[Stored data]

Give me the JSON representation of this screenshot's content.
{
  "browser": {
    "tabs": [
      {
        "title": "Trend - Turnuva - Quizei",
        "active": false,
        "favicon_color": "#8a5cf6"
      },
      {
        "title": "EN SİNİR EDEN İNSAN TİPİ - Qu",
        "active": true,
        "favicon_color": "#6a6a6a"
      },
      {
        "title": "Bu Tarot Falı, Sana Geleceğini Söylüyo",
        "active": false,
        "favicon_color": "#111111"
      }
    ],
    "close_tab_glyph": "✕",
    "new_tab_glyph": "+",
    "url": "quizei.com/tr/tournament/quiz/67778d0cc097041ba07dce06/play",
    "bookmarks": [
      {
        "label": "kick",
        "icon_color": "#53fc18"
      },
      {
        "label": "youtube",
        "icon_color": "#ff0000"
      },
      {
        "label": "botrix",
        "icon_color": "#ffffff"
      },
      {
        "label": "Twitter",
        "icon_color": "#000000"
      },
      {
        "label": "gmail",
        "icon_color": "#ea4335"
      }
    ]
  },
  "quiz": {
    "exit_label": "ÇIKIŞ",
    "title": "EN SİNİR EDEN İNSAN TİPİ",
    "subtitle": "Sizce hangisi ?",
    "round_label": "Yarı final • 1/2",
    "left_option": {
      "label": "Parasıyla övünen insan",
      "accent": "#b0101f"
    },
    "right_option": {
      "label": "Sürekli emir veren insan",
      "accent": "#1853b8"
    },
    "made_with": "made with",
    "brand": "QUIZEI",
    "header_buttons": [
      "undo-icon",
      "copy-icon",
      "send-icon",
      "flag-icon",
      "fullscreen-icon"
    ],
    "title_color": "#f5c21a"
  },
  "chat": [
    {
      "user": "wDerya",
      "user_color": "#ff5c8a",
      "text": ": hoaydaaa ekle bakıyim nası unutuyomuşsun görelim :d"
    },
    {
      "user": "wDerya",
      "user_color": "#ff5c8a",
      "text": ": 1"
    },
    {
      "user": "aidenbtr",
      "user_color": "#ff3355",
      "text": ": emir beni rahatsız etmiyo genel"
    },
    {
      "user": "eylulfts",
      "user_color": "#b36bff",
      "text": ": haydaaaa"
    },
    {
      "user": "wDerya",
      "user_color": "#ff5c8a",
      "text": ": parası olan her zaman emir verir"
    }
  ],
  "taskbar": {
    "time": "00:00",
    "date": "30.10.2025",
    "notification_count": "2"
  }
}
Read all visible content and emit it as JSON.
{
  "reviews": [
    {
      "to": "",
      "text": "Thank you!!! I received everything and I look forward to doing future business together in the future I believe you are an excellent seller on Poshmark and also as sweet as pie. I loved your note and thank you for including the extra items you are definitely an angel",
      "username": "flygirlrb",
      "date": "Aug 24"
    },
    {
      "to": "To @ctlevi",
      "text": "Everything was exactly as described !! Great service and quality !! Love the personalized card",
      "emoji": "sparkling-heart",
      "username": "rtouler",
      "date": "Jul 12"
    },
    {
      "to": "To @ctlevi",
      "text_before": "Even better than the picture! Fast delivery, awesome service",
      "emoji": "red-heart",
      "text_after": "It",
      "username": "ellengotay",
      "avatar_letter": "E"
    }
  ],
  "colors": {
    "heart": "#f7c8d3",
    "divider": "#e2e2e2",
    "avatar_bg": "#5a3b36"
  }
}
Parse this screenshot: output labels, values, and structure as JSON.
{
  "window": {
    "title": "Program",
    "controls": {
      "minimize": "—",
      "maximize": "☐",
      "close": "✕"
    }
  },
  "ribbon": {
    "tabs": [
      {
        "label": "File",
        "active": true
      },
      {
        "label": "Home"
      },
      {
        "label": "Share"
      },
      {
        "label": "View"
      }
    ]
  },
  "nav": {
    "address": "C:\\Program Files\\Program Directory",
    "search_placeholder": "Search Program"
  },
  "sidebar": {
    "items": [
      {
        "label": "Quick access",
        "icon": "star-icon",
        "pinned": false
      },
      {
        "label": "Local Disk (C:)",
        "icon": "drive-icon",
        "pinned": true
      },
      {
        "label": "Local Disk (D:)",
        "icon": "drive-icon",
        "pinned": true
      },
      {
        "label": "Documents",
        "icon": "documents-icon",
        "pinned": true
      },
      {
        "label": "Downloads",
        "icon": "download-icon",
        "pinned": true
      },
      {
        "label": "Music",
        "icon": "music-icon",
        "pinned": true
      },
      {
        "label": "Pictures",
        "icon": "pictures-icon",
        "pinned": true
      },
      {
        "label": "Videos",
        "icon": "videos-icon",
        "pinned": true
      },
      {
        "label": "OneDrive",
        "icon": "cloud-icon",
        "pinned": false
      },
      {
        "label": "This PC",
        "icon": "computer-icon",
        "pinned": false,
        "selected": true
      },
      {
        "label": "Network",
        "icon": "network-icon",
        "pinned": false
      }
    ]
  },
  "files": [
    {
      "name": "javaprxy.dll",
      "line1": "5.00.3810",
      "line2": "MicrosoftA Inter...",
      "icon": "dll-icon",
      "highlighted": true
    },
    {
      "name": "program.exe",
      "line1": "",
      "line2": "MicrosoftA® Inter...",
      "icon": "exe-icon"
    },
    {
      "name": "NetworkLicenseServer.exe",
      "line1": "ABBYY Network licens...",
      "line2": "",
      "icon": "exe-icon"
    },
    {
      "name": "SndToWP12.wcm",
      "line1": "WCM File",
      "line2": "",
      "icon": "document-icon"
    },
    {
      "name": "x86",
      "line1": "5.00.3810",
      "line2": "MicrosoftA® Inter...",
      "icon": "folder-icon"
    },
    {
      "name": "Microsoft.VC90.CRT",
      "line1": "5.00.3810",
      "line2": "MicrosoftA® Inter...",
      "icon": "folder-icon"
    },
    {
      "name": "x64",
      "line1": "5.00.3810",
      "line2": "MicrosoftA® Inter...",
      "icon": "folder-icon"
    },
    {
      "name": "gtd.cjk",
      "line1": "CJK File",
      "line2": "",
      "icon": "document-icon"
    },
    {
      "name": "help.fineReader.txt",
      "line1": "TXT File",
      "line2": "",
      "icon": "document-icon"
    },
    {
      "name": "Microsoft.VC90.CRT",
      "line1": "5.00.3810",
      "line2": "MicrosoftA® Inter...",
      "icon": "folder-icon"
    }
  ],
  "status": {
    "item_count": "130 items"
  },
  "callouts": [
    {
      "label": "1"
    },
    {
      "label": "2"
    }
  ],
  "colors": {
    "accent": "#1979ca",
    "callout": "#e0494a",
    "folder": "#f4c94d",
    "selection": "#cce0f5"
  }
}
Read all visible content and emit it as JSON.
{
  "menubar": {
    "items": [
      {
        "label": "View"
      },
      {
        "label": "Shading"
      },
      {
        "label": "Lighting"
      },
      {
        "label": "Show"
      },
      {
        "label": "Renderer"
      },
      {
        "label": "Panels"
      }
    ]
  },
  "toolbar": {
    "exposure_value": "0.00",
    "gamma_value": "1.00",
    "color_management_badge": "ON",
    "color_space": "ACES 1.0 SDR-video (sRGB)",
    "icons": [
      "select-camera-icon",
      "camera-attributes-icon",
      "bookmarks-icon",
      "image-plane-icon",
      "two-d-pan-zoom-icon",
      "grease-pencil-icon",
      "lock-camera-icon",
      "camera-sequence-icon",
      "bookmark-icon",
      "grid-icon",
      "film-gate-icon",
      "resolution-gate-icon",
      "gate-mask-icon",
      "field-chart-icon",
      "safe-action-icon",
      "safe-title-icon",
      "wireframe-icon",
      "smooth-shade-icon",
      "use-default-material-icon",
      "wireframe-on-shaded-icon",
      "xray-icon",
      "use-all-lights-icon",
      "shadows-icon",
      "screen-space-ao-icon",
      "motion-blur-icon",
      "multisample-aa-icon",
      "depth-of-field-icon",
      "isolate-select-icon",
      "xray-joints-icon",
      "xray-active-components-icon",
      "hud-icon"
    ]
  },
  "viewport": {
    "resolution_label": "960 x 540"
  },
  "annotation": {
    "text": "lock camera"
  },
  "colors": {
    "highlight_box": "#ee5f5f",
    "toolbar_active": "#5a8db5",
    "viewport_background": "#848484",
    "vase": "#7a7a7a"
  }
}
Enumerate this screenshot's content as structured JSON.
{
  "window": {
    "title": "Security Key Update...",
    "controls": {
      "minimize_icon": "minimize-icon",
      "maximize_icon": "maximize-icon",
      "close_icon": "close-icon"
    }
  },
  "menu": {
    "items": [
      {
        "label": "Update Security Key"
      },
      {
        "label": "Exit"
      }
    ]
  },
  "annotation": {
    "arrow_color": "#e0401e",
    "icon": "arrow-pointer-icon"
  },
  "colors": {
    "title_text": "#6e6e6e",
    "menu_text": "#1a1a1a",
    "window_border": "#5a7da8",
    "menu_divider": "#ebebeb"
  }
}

TASK REQUIREMENTS:
Copy out each line that contains the word "Update".

RESULT:
    "title": "Security Key Update...",
        "label": "Update Security Key"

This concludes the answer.